Dataset rows:

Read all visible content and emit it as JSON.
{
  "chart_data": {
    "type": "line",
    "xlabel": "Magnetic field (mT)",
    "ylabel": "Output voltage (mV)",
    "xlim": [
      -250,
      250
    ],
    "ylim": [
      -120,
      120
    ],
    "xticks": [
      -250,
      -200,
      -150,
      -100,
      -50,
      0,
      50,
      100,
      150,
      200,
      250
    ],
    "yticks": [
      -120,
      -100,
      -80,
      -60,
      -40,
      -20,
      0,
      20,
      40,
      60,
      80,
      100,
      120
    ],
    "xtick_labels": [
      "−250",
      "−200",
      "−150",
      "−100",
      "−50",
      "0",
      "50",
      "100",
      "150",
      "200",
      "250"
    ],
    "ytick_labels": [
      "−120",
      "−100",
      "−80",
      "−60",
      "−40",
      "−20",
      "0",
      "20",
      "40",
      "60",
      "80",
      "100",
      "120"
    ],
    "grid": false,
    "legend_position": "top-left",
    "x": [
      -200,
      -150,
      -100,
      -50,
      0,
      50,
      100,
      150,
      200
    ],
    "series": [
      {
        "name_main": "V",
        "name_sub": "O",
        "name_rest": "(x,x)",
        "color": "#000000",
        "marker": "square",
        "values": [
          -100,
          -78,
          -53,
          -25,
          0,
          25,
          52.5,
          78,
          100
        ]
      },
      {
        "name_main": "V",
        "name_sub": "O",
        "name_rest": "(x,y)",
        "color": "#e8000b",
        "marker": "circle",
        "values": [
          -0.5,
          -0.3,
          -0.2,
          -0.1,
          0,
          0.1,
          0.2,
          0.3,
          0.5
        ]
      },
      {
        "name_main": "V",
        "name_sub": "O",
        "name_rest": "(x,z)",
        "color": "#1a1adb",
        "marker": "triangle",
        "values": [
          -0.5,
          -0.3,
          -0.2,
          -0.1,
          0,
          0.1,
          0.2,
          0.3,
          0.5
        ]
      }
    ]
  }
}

__WHAT YOU NEED TO DO__:
Copy every line in the records above that contains the word "color".

__FINISHED ANSWER__:
        "color": "#000000",
        "color": "#e8000b",
        "color": "#1a1adb",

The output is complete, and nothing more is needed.